:: To do ::
Copy out every line containing the word "test".

:: Listed records ::
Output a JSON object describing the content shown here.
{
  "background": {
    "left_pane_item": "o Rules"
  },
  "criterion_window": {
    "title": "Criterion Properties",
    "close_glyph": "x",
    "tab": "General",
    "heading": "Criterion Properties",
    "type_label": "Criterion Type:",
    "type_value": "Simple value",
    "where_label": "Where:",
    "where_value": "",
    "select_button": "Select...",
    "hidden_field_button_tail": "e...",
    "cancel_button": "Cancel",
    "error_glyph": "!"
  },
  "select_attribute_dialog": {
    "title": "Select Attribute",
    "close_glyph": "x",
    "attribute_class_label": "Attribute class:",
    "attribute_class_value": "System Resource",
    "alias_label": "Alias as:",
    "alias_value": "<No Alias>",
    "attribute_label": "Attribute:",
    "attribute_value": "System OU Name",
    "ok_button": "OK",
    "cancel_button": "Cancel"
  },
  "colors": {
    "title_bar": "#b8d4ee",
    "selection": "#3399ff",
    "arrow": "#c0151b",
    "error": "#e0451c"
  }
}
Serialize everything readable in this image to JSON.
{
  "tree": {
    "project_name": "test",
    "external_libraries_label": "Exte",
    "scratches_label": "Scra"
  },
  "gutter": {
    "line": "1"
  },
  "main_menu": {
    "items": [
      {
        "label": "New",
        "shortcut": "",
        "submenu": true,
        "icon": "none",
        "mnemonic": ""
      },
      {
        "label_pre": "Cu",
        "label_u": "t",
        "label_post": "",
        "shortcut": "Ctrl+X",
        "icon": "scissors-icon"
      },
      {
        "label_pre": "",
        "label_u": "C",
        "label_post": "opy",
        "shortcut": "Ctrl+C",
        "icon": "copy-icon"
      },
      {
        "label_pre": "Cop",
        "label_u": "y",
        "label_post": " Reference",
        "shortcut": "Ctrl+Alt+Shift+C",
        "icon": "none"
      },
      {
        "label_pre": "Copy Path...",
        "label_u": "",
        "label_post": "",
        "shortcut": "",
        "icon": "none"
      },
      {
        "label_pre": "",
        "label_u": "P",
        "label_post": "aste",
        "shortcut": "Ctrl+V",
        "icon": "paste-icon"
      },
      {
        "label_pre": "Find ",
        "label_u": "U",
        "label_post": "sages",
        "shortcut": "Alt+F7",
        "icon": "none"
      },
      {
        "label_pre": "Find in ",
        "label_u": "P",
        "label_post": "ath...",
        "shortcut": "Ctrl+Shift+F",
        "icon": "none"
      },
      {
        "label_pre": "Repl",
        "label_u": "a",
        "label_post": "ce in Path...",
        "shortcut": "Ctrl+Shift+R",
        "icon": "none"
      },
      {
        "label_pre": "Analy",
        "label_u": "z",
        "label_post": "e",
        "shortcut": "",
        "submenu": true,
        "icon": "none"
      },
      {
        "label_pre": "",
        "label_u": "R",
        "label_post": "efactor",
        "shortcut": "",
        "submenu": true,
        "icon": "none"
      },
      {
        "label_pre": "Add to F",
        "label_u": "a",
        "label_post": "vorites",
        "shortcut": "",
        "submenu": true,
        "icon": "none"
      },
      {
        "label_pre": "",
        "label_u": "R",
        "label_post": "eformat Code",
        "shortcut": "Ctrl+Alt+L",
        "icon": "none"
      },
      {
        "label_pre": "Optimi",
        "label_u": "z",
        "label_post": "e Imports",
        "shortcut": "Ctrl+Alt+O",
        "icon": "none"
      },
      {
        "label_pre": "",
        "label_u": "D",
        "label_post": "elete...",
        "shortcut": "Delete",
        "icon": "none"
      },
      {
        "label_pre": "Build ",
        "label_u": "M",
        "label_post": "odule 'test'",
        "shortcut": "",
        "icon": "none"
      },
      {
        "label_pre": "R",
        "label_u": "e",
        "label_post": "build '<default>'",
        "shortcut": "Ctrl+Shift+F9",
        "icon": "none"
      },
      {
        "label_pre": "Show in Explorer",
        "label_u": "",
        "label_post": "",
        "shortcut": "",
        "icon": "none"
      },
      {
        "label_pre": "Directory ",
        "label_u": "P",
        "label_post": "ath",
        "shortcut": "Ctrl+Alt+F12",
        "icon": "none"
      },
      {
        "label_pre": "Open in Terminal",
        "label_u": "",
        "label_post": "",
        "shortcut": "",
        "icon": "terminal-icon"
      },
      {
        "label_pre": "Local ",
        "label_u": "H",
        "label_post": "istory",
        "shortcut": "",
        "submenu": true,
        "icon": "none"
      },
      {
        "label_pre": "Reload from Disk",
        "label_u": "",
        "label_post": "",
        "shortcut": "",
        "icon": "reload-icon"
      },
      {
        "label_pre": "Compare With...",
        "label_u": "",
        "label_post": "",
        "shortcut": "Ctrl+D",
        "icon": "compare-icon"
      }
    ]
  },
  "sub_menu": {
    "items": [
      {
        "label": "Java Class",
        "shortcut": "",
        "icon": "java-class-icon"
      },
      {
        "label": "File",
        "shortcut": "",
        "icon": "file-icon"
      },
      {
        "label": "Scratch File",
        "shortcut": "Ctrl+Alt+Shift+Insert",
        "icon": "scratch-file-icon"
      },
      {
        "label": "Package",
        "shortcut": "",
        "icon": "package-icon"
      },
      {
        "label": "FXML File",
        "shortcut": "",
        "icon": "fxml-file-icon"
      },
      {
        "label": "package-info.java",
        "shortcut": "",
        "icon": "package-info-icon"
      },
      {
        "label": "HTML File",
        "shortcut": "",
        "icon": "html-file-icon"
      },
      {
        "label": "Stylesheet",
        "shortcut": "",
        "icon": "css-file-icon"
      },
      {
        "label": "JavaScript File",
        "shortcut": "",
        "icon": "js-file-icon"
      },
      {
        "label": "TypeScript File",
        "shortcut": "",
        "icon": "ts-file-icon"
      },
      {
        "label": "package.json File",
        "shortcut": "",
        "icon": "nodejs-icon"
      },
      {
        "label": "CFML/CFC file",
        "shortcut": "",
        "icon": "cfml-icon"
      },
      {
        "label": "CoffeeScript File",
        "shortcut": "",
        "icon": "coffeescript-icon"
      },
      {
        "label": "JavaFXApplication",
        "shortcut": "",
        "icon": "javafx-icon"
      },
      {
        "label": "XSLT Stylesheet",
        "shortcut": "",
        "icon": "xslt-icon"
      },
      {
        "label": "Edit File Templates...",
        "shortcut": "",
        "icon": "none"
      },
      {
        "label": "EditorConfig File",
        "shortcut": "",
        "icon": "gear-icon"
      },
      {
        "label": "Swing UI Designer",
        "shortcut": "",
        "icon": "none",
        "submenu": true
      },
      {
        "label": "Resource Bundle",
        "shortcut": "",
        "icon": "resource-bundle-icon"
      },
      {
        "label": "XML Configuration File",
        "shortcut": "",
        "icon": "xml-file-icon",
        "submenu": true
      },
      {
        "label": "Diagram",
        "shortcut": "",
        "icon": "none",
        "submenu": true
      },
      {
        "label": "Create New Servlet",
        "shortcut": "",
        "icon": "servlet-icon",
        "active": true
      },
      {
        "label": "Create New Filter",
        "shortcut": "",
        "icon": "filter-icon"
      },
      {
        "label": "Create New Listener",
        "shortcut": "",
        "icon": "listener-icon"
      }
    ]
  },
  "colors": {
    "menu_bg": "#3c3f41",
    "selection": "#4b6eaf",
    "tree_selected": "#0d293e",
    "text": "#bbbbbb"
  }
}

:: Result of the exercise ::
    "project_name": "test",
        "label_post": "odule 'test'",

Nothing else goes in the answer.